Please write out everything in the material from the line containing "expand-arrow-icon[interactable] — [94, 400, 108, 425]" down to the line containing "package-label-itbaizhan: itbaizhan —", including both of those lines, with no changes.

[Element position data]

__________________________________________________

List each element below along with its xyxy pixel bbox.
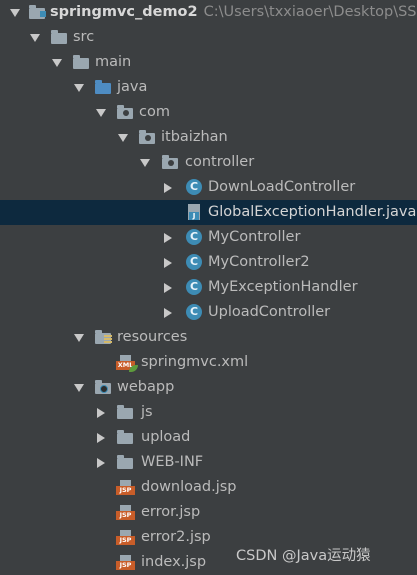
expand-arrow-icon[interactable] — [94, 400, 108, 425]
project-tree: springmvc_demo2 C:\Users\txxiaoer\Desktop… — [0, 0, 417, 575]
tree-row-project[interactable]: springmvc_demo2 C:\Users\txxiaoer\Desktop… — [0, 0, 417, 25]
collapse-arrow-icon[interactable] — [72, 325, 86, 350]
tree-row-main[interactable]: main — [0, 50, 417, 75]
package-icon — [161, 154, 179, 171]
module-badge-icon — [40, 11, 46, 17]
file-label-jsp: error.jsp — [141, 504, 201, 520]
tree-row-web-inf[interactable]: WEB-INF — [0, 450, 417, 475]
class-icon: C — [185, 229, 203, 246]
folder-label-webapp: webapp — [117, 379, 175, 395]
tree-row-class[interactable]: C MyController — [0, 225, 417, 250]
class-label: MyController2 — [208, 254, 310, 270]
tree-row-upload[interactable]: upload — [0, 425, 417, 450]
package-label-controller: controller — [185, 154, 255, 170]
collapse-arrow-icon[interactable] — [138, 150, 152, 175]
collapse-arrow-icon[interactable] — [72, 375, 86, 400]
expand-arrow-icon[interactable] — [161, 300, 175, 325]
class-icon: C — [185, 279, 203, 296]
collapse-arrow-icon[interactable] — [50, 50, 64, 75]
tree-row-class[interactable]: C DownLoadController — [0, 175, 417, 200]
tree-row-class[interactable]: C MyExceptionHandler — [0, 275, 417, 300]
web-folder-icon — [94, 379, 112, 396]
collapse-arrow-icon[interactable] — [72, 75, 86, 100]
tree-row-webapp[interactable]: webapp — [0, 375, 417, 400]
java-file-icon — [185, 204, 203, 221]
file-label-jsp: download.jsp — [141, 479, 237, 495]
tree-row-class[interactable]: C MyController2 — [0, 250, 417, 275]
class-label: UploadController — [208, 304, 331, 320]
folder-label-resources: resources — [117, 329, 188, 345]
jsp-file-icon: JSP — [116, 529, 135, 546]
tree-row-java[interactable]: java — [0, 75, 417, 100]
package-icon — [138, 129, 156, 146]
folder-icon — [72, 54, 90, 71]
tree-row-com[interactable]: com — [0, 100, 417, 125]
xml-file-icon: XML — [116, 354, 138, 372]
class-label: DownLoadController — [208, 179, 356, 195]
expand-arrow-icon[interactable] — [161, 225, 175, 250]
class-icon: C — [185, 254, 203, 271]
folder-icon — [50, 29, 68, 46]
package-label-itbaizhan: itbaizhan — [161, 129, 228, 145]
tree-row-class[interactable]: C UploadController — [0, 300, 417, 325]
file-label-jsp: index.jsp — [141, 554, 207, 570]
resources-folder-icon — [94, 329, 112, 346]
package-label-com: com — [139, 104, 170, 120]
tree-row-resources[interactable]: resources — [0, 325, 417, 350]
tree-row-jsp-file[interactable]: JSP error.jsp — [0, 500, 417, 525]
folder-icon — [116, 404, 134, 421]
expand-arrow-icon[interactable] — [94, 450, 108, 475]
project-name: springmvc_demo2 — [50, 4, 198, 20]
jsp-file-icon: JSP — [116, 504, 135, 521]
file-label-jsp: error2.jsp — [141, 529, 211, 545]
source-folder-icon — [94, 79, 112, 96]
class-label: MyController — [208, 229, 301, 245]
class-icon: C — [185, 304, 203, 321]
tree-row-src[interactable]: src — [0, 25, 417, 50]
folder-label-web-inf: WEB-INF — [141, 454, 204, 470]
tree-row-js[interactable]: js — [0, 400, 417, 425]
expand-arrow-icon[interactable] — [94, 425, 108, 450]
project-path: C:\Users\txxiaoer\Desktop\SSI — [203, 4, 417, 20]
folder-icon — [116, 454, 134, 471]
file-label-springmvc-xml: springmvc.xml — [141, 354, 249, 370]
module-folder-icon — [28, 4, 46, 21]
project-label: springmvc_demo2 C:\Users\txxiaoer\Desktop… — [50, 0, 417, 25]
java-file-label: GlobalExceptionHandler.java — [208, 204, 417, 220]
expand-arrow-icon[interactable] — [161, 275, 175, 300]
jsp-file-icon: JSP — [116, 554, 135, 571]
collapse-arrow-icon[interactable] — [116, 125, 130, 150]
package-icon — [116, 104, 134, 121]
class-icon: C — [185, 179, 203, 196]
collapse-arrow-icon[interactable] — [8, 0, 22, 25]
folder-label-js: js — [141, 404, 153, 420]
folder-label-java: java — [117, 79, 148, 95]
expand-arrow-icon[interactable] — [161, 250, 175, 275]
tree-row-itbaizhan[interactable]: itbaizhan — [0, 125, 417, 150]
collapse-arrow-icon[interactable] — [28, 25, 42, 50]
expand-arrow-icon[interactable] — [161, 175, 175, 200]
folder-icon — [116, 429, 134, 446]
tree-row-xml-file[interactable]: XML springmvc.xml — [0, 350, 417, 375]
tree-row-jsp-file[interactable]: JSP download.jsp — [0, 475, 417, 500]
class-label: MyExceptionHandler — [208, 279, 358, 295]
jsp-file-icon: JSP — [116, 479, 135, 496]
tree-row-java-file-selected[interactable]: GlobalExceptionHandler.java — [0, 200, 417, 225]
tree-row-controller[interactable]: controller — [0, 150, 417, 175]
folder-label-src: src — [73, 29, 95, 45]
folder-label-upload: upload — [141, 429, 191, 445]
collapse-arrow-icon[interactable] — [94, 100, 108, 125]
watermark-text: CSDN @Java运动猿 — [236, 548, 371, 564]
folder-label-main: main — [95, 54, 132, 70]
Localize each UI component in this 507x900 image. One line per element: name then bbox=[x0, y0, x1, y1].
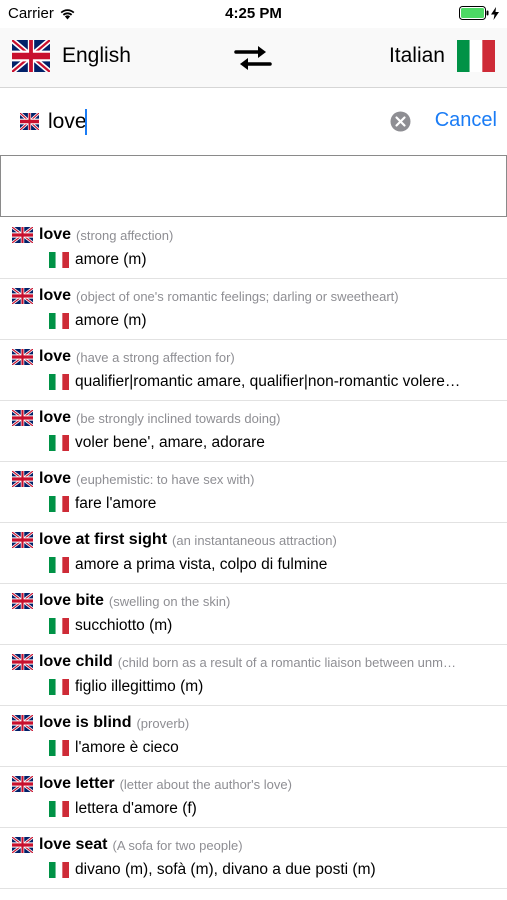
uk-flag-icon bbox=[12, 532, 33, 548]
result-term: love at first sight bbox=[39, 531, 168, 548]
text-cursor bbox=[85, 109, 87, 135]
results-list: love (strong affection) amore (m) love (… bbox=[0, 218, 507, 889]
result-term: love is blind bbox=[39, 714, 132, 731]
status-bar: Carrier 4:25 PM bbox=[0, 0, 507, 28]
italy-flag-icon bbox=[49, 252, 69, 268]
result-term: love bbox=[39, 470, 72, 487]
result-row-9[interactable]: love letter (letter about the author's l… bbox=[0, 767, 507, 828]
source-language-selector[interactable]: English bbox=[12, 40, 131, 72]
result-description: (proverb) bbox=[136, 715, 190, 731]
italy-flag-icon bbox=[49, 496, 69, 512]
language-header: English Italian bbox=[0, 28, 507, 88]
result-translation: amore a prima vista, colpo di fulmine bbox=[75, 556, 328, 573]
result-translation: voler bene', amare, adorare bbox=[75, 434, 265, 451]
battery-icon bbox=[459, 6, 489, 20]
result-row-10[interactable]: love seat (A sofa for two people) divano… bbox=[0, 828, 507, 889]
italy-flag-icon bbox=[49, 313, 69, 329]
result-term: love bbox=[39, 348, 72, 365]
result-translation: divano (m), sofà (m), divano a due posti… bbox=[75, 861, 376, 878]
result-term: love bite bbox=[39, 592, 104, 609]
uk-flag-icon bbox=[12, 776, 33, 792]
result-translation: amore (m) bbox=[75, 312, 147, 329]
result-description: (have a strong affection for) bbox=[76, 349, 235, 365]
ad-banner-placeholder bbox=[0, 155, 507, 217]
target-language-selector[interactable]: Italian bbox=[389, 40, 495, 72]
uk-flag-icon bbox=[12, 593, 33, 609]
result-description: (A sofa for two people) bbox=[112, 837, 243, 853]
italy-flag-icon bbox=[49, 679, 69, 695]
italy-flag-icon bbox=[49, 557, 69, 573]
search-input[interactable] bbox=[48, 107, 378, 137]
italy-flag-icon bbox=[49, 740, 69, 756]
result-translation: amore (m) bbox=[75, 251, 147, 268]
italy-flag-icon bbox=[49, 374, 69, 390]
uk-flag-icon bbox=[12, 349, 33, 365]
result-description: (swelling on the skin) bbox=[108, 593, 231, 609]
result-row-0[interactable]: love (strong affection) amore (m) bbox=[0, 218, 507, 279]
uk-flag-icon bbox=[12, 288, 33, 304]
result-row-7[interactable]: love child (child born as a result of a … bbox=[0, 645, 507, 706]
uk-flag-icon bbox=[12, 715, 33, 731]
swap-languages-icon[interactable] bbox=[234, 44, 272, 72]
result-description: (euphemistic: to have sex with) bbox=[76, 471, 255, 487]
result-row-6[interactable]: love bite (swelling on the skin) succhio… bbox=[0, 584, 507, 645]
result-translation: fare l'amore bbox=[75, 495, 157, 512]
italy-flag-icon bbox=[49, 801, 69, 817]
result-term: love child bbox=[39, 653, 113, 670]
result-description: (letter about the author's love) bbox=[119, 776, 292, 792]
uk-flag-icon bbox=[12, 837, 33, 853]
result-translation: lettera d'amore (f) bbox=[75, 800, 197, 817]
uk-flag-icon bbox=[12, 410, 33, 426]
result-description: (child born as a result of a romantic li… bbox=[117, 654, 456, 670]
clear-search-icon[interactable] bbox=[390, 111, 411, 132]
result-term: love seat bbox=[39, 836, 108, 853]
target-language-label: Italian bbox=[388, 44, 445, 67]
result-description: (object of one's romantic feelings; darl… bbox=[76, 288, 399, 304]
result-description: (an instantaneous attraction) bbox=[172, 532, 337, 548]
search-bar: Cancel bbox=[0, 89, 507, 155]
uk-flag-icon bbox=[12, 471, 33, 487]
charging-bolt-icon bbox=[491, 6, 499, 20]
result-row-5[interactable]: love at first sight (an instantaneous at… bbox=[0, 523, 507, 584]
result-translation: figlio illegittimo (m) bbox=[75, 678, 204, 695]
result-row-3[interactable]: love (be strongly inclined towards doing… bbox=[0, 401, 507, 462]
result-translation: l'amore è cieco bbox=[75, 739, 179, 756]
cancel-button[interactable]: Cancel bbox=[435, 109, 497, 132]
result-term: love bbox=[39, 287, 72, 304]
italy-flag-icon bbox=[49, 862, 69, 878]
result-term: love bbox=[39, 226, 72, 243]
result-term: love letter bbox=[39, 775, 115, 792]
source-language-label: English bbox=[62, 44, 131, 67]
italy-flag-icon bbox=[49, 618, 69, 634]
result-row-8[interactable]: love is blind (proverb) l'amore è cieco bbox=[0, 706, 507, 767]
uk-flag-icon bbox=[20, 113, 39, 130]
result-description: (strong affection) bbox=[76, 227, 174, 243]
uk-flag-icon bbox=[12, 40, 50, 72]
result-translation: succhiotto (m) bbox=[75, 617, 173, 634]
result-translation: qualifier|romantic amare, qualifier|non-… bbox=[75, 373, 461, 390]
uk-flag-icon bbox=[12, 654, 33, 670]
battery-indicator bbox=[459, 6, 499, 20]
result-term: love bbox=[39, 409, 72, 426]
result-description: (be strongly inclined towards doing) bbox=[76, 410, 281, 426]
result-row-1[interactable]: love (object of one's romantic feelings;… bbox=[0, 279, 507, 340]
uk-flag-icon bbox=[12, 227, 33, 243]
result-row-2[interactable]: love (have a strong affection for) quali… bbox=[0, 340, 507, 401]
italy-flag-icon bbox=[49, 435, 69, 451]
clock: 4:25 PM bbox=[225, 5, 282, 22]
result-row-4[interactable]: love (euphemistic: to have sex with) far… bbox=[0, 462, 507, 523]
italy-flag-icon bbox=[457, 40, 495, 72]
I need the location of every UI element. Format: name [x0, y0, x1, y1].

__________________________________________________

ANSWER TO THIS PROBLEM =
expand-arrow-icon[interactable] — [94, 400, 108, 425]
project-tree: springmvc_demo2 C:\Users\txxiaoer\Desktop… — [0, 0, 417, 575]
tree-row-project[interactable]: springmvc_demo2 C:\Users\txxiaoer\Desktop… — [0, 0, 417, 25]
collapse-arrow-icon[interactable] — [72, 325, 86, 350]
tree-row-main[interactable]: main — [0, 50, 417, 75]
package-icon — [161, 154, 179, 171]
module-badge-icon — [40, 11, 46, 17]
file-label-jsp: error.jsp — [141, 504, 201, 520]
tree-row-web-inf[interactable]: WEB-INF — [0, 450, 417, 475]
class-icon: C — [185, 229, 203, 246]
folder-label-webapp: webapp — [117, 379, 175, 395]
tree-row-class[interactable]: C MyController — [0, 225, 417, 250]
class-label: MyController2 — [208, 254, 310, 270]
tree-row-upload[interactable]: upload — [0, 425, 417, 450]
package-label-controller: controller — [185, 154, 255, 170]
collapse-arrow-icon[interactable] — [138, 150, 152, 175]
collapse-arrow-icon[interactable] — [72, 375, 86, 400]
expand-arrow-icon[interactable] — [161, 300, 175, 325]
class-icon: C — [185, 279, 203, 296]
collapse-arrow-icon[interactable] — [50, 50, 64, 75]
tree-row-class[interactable]: C DownLoadController — [0, 175, 417, 200]
tree-row-class[interactable]: C MyExceptionHandler — [0, 275, 417, 300]
web-folder-icon — [94, 379, 112, 396]
collapse-arrow-icon[interactable] — [72, 75, 86, 100]
tree-row-webapp[interactable]: webapp — [0, 375, 417, 400]
java-file-icon — [185, 204, 203, 221]
file-label-jsp: download.jsp — [141, 479, 237, 495]
tree-row-class[interactable]: C MyController2 — [0, 250, 417, 275]
class-label: UploadController — [208, 304, 331, 320]
folder-label-resources: resources — [117, 329, 188, 345]
jsp-file-icon: JSP — [116, 529, 135, 546]
tree-row-java[interactable]: java — [0, 75, 417, 100]
package-icon — [138, 129, 156, 146]
folder-icon — [72, 54, 90, 71]
tree-row-com[interactable]: com — [0, 100, 417, 125]
xml-file-icon: XML — [116, 354, 138, 372]
class-label: DownLoadController — [208, 179, 356, 195]
expand-arrow-icon[interactable] — [161, 225, 175, 250]
class-icon: C — [185, 254, 203, 271]
folder-icon — [50, 29, 68, 46]
package-label-itbaizhan: itbaizhan — [161, 129, 228, 145]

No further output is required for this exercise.